**Aim:** From the line with "Convert this screenshot" through the final line, transcribe the material below character for character; include no other lines.

**Dataset records:**
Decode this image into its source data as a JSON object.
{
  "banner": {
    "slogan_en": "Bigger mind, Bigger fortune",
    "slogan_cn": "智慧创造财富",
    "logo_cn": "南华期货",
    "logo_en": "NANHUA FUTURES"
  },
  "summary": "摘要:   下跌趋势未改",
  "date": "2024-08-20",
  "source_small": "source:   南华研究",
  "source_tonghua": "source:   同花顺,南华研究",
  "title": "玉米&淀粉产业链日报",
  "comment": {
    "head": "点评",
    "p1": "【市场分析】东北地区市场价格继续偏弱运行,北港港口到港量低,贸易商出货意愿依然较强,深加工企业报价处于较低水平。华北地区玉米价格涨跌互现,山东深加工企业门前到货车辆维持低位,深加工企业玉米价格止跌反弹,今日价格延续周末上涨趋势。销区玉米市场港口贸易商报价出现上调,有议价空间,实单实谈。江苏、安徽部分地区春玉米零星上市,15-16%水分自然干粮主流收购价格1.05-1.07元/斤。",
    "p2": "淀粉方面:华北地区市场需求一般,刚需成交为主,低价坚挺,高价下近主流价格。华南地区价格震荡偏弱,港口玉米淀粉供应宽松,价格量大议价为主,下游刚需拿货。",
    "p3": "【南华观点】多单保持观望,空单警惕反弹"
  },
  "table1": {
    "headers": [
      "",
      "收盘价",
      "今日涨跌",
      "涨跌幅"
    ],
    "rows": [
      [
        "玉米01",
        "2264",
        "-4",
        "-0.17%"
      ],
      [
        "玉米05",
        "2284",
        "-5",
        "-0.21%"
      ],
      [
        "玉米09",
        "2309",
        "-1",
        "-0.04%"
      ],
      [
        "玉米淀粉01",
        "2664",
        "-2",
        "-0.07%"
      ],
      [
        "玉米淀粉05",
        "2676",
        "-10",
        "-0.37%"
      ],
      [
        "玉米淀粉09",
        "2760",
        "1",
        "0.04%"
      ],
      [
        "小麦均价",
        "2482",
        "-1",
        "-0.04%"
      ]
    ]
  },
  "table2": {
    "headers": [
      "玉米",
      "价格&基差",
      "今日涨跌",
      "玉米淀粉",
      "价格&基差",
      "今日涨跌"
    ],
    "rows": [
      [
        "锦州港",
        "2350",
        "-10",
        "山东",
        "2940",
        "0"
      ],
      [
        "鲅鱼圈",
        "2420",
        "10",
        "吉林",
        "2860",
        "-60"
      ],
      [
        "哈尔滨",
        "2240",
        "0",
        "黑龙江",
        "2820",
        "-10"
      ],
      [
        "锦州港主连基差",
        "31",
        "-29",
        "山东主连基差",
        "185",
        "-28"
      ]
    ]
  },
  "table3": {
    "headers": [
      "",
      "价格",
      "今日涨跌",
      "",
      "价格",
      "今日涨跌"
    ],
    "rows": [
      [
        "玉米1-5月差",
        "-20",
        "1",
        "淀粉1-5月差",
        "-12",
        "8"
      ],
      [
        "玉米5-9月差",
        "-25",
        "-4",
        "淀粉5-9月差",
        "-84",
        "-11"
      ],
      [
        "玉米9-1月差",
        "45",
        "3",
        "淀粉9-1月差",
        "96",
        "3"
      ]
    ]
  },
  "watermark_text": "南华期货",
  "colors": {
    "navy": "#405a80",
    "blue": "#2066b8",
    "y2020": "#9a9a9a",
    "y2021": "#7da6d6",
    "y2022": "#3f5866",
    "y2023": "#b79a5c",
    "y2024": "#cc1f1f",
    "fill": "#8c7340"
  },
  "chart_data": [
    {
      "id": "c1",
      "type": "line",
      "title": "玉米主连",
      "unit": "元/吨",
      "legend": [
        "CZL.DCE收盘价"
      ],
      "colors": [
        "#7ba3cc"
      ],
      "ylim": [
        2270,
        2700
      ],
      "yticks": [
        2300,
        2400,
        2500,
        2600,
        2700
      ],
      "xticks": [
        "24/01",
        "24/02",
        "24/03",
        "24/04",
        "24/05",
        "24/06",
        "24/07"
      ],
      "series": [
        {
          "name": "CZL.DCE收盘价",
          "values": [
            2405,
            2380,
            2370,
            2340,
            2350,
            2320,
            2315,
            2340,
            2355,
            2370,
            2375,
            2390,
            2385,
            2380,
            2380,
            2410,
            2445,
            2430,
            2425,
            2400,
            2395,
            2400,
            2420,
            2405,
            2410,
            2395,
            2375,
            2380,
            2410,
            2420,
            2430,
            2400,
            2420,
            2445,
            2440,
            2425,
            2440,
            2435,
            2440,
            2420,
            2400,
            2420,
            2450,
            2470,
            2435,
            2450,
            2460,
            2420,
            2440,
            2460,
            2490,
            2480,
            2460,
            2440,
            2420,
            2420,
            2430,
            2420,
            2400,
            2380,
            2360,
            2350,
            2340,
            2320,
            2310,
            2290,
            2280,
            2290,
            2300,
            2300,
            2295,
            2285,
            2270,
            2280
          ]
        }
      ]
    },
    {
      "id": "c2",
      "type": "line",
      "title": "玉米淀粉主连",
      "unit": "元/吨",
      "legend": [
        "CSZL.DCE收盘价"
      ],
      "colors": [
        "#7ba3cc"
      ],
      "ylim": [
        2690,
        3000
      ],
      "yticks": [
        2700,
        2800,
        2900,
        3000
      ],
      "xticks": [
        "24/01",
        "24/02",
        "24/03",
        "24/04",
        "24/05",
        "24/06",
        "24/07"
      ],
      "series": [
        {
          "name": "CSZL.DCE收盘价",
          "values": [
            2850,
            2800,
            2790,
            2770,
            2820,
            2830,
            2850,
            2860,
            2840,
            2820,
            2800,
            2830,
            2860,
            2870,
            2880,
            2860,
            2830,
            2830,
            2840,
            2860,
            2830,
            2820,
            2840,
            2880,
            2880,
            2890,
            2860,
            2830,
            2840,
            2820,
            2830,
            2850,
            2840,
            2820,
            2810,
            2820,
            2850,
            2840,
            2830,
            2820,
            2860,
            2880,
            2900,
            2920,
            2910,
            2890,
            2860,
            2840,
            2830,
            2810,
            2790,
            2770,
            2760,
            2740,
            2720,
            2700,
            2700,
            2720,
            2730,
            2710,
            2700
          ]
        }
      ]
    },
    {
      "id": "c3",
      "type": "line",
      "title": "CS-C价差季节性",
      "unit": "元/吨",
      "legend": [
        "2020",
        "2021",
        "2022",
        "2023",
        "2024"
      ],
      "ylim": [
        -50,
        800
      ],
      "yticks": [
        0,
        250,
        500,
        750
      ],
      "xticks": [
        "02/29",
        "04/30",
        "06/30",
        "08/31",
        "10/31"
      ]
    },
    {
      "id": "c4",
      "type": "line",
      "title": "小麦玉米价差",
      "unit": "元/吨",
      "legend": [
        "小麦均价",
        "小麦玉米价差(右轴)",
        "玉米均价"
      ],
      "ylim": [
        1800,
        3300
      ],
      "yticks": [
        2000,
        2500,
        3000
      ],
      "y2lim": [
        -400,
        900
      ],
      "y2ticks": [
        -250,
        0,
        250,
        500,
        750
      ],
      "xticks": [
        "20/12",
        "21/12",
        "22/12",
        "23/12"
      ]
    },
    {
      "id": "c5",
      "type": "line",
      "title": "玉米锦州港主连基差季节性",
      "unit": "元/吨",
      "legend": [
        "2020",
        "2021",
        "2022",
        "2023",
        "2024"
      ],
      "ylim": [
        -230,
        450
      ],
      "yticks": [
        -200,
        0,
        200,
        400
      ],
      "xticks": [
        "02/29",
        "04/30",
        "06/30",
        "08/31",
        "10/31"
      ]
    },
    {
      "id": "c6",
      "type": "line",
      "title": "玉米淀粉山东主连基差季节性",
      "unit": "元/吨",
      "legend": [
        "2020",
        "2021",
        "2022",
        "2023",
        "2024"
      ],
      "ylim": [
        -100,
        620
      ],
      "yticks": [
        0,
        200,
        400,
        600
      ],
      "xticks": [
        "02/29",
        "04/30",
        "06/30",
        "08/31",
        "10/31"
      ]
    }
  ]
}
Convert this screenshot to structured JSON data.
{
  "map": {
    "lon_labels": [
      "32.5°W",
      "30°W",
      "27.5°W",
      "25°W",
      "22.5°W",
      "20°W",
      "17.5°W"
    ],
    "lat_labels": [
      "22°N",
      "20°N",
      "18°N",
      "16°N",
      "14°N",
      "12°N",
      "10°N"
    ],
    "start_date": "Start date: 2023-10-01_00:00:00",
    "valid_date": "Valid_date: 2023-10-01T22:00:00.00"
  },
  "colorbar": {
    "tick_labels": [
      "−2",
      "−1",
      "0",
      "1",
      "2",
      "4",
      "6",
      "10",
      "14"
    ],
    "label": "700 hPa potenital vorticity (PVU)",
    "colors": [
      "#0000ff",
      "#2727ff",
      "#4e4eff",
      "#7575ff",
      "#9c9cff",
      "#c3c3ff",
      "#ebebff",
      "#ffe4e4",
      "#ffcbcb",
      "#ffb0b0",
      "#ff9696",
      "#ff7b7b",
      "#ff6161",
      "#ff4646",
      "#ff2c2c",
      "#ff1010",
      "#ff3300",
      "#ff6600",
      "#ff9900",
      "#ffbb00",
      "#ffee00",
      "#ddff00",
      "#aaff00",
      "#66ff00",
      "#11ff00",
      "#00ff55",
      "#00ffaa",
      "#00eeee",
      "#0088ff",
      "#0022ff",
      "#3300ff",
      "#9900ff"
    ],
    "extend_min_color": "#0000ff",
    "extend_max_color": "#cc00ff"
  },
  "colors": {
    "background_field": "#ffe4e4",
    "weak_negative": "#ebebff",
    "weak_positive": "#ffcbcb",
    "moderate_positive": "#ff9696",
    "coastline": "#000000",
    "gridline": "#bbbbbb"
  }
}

**Expected answer:**
Convert this screenshot to structured JSON data.
{
  "map": {
    "lon_labels": [
      "32.5°W",
      "30°W",
      "27.5°W",
      "25°W",
      "22.5°W",
      "20°W",
      "17.5°W"
    ],
    "lat_labels": [
      "22°N",
      "20°N",
      "18°N",
      "16°N",
      "14°N",
      "12°N",
      "10°N"
    ],
    "start_date": "Start date: 2023-10-01_00:00:00",
    "valid_date": "Valid_date: 2023-10-01T22:00:00.00"
  },
  "colorbar": {
    "tick_labels": [
      "−2",
      "−1",
      "0",
      "1",
      "2",
      "4",
      "6",
      "10",
      "14"
    ],
    "label": "700 hPa potenital vorticity (PVU)",
    "colors": [
      "#0000ff",
      "#2727ff",
      "#4e4eff",
      "#7575ff",
      "#9c9cff",
      "#c3c3ff",
      "#ebebff",
      "#ffe4e4",
      "#ffcbcb",
      "#ffb0b0",
      "#ff9696",
      "#ff7b7b",
      "#ff6161",
      "#ff4646",
      "#ff2c2c",
      "#ff1010",
      "#ff3300",
      "#ff6600",
      "#ff9900",
      "#ffbb00",
      "#ffee00",
      "#ddff00",
      "#aaff00",
      "#66ff00",
      "#11ff00",
      "#00ff55",
      "#00ffaa",
      "#00eeee",
      "#0088ff",
      "#0022ff",
      "#3300ff",
      "#9900ff"
    ],
    "extend_min_color": "#0000ff",
    "extend_max_color": "#cc00ff"
  },
  "colors": {
    "background_field": "#ffe4e4",
    "weak_negative": "#ebebff",
    "weak_positive": "#ffcbcb",
    "moderate_positive": "#ff9696",
    "coastline": "#000000",
    "gridline": "#bbbbbb"
  }
}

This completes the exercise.